**REQUIREMENT**
Lift every line from the entries that includes the word "text".
--*--
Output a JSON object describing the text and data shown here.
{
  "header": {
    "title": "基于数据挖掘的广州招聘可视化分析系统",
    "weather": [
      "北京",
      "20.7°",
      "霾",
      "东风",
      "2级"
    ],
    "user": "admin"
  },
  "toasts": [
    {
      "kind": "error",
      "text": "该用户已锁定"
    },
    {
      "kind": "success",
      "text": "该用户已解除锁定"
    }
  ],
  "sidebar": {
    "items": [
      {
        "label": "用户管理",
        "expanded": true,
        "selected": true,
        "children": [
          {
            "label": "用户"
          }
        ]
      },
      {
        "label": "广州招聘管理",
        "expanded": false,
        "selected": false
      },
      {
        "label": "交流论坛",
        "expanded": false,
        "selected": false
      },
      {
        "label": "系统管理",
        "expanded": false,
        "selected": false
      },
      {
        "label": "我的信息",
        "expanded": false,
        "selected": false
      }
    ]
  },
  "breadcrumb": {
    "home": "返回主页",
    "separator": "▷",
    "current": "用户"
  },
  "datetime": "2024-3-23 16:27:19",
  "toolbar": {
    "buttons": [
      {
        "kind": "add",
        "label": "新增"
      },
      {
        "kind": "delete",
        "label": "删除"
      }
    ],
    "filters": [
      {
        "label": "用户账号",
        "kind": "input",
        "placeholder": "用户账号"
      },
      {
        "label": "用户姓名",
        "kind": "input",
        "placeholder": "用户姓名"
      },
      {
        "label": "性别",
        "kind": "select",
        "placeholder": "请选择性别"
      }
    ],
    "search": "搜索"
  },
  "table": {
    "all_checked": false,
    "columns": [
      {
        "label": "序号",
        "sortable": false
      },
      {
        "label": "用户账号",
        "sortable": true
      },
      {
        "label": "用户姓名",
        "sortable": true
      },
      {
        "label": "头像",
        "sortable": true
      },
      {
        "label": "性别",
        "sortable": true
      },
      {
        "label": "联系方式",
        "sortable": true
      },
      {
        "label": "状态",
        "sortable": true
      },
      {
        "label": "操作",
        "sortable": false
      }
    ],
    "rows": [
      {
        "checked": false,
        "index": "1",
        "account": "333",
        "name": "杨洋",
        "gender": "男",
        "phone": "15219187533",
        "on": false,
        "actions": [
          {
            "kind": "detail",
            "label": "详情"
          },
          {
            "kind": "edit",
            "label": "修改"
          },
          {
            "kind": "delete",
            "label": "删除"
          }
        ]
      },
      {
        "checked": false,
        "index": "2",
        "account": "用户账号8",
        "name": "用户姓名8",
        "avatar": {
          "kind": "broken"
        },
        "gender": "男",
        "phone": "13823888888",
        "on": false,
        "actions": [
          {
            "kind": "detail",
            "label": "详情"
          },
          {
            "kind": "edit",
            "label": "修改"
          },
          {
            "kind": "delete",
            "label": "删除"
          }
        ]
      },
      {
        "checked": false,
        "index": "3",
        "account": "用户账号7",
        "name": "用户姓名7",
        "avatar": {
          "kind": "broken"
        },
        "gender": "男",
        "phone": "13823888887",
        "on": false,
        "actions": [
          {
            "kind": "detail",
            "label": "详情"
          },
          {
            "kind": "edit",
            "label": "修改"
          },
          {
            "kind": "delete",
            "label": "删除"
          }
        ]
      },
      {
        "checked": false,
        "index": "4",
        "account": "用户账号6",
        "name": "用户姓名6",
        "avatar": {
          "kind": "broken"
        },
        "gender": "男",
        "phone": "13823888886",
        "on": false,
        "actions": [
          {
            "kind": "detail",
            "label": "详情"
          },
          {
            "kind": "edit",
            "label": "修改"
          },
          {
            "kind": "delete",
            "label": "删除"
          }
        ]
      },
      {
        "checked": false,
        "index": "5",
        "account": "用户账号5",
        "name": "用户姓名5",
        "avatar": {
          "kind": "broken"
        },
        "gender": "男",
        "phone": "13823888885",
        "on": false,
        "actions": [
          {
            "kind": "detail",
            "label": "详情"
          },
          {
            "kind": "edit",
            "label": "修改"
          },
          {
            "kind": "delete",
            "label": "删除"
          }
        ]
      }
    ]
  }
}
--*--
**SOLUTION TO THE EXERCISE**
Output a JSON object describing the text and data shown here.
      "text": "该用户已锁定"
      "text": "该用户已解除锁定"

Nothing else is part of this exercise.